GOAL OF THE EXERCISE => Retype the records below exactly as they appear.

ROWS =>

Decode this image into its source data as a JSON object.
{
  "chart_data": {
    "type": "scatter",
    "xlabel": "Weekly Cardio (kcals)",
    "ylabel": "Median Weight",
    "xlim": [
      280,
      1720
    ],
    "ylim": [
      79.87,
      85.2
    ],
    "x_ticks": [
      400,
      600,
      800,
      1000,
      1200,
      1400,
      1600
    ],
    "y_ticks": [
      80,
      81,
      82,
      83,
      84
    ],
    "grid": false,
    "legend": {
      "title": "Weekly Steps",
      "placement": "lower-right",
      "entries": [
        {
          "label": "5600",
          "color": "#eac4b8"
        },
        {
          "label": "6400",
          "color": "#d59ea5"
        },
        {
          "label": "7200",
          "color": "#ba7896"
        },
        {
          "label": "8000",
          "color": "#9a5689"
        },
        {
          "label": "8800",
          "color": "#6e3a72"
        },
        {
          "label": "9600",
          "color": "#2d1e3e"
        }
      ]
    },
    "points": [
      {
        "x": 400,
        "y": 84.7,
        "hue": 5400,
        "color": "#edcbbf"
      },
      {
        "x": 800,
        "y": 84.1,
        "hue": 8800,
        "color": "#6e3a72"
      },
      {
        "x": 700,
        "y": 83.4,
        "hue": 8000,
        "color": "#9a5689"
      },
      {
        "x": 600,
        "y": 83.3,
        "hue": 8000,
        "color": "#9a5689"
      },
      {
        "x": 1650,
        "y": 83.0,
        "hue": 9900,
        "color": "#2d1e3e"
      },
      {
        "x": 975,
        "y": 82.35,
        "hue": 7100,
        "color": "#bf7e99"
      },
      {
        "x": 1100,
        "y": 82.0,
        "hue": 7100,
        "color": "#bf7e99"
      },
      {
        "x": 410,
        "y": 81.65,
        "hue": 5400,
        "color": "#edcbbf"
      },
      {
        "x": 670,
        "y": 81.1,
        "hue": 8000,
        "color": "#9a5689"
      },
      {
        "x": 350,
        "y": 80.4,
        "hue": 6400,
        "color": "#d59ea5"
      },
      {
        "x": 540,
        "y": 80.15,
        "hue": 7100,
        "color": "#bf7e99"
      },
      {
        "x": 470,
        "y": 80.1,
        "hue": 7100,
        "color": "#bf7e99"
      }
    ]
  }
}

ANSWER IN FULL =>
Decode this image into its source data as a JSON object.
{
  "chart_data": {
    "type": "scatter",
    "xlabel": "Weekly Cardio (kcals)",
    "ylabel": "Median Weight",
    "xlim": [
      280,
      1720
    ],
    "ylim": [
      79.87,
      85.2
    ],
    "x_ticks": [
      400,
      600,
      800,
      1000,
      1200,
      1400,
      1600
    ],
    "y_ticks": [
      80,
      81,
      82,
      83,
      84
    ],
    "grid": false,
    "legend": {
      "title": "Weekly Steps",
      "placement": "lower-right",
      "entries": [
        {
          "label": "5600",
          "color": "#eac4b8"
        },
        {
          "label": "6400",
          "color": "#d59ea5"
        },
        {
          "label": "7200",
          "color": "#ba7896"
        },
        {
          "label": "8000",
          "color": "#9a5689"
        },
        {
          "label": "8800",
          "color": "#6e3a72"
        },
        {
          "label": "9600",
          "color": "#2d1e3e"
        }
      ]
    },
    "points": [
      {
        "x": 400,
        "y": 84.7,
        "hue": 5400,
        "color": "#edcbbf"
      },
      {
        "x": 800,
        "y": 84.1,
        "hue": 8800,
        "color": "#6e3a72"
      },
      {
        "x": 700,
        "y": 83.4,
        "hue": 8000,
        "color": "#9a5689"
      },
      {
        "x": 600,
        "y": 83.3,
        "hue": 8000,
        "color": "#9a5689"
      },
      {
        "x": 1650,
        "y": 83.0,
        "hue": 9900,
        "color": "#2d1e3e"
      },
      {
        "x": 975,
        "y": 82.35,
        "hue": 7100,
        "color": "#bf7e99"
      },
      {
        "x": 1100,
        "y": 82.0,
        "hue": 7100,
        "color": "#bf7e99"
      },
      {
        "x": 410,
        "y": 81.65,
        "hue": 5400,
        "color": "#edcbbf"
      },
      {
        "x": 670,
        "y": 81.1,
        "hue": 8000,
        "color": "#9a5689"
      },
      {
        "x": 350,
        "y": 80.4,
        "hue": 6400,
        "color": "#d59ea5"
      },
      {
        "x": 540,
        "y": 80.15,
        "hue": 7100,
        "color": "#bf7e99"
      },
      {
        "x": 470,
        "y": 80.1,
        "hue": 7100,
        "color": "#bf7e99"
      }
    ]
  }
}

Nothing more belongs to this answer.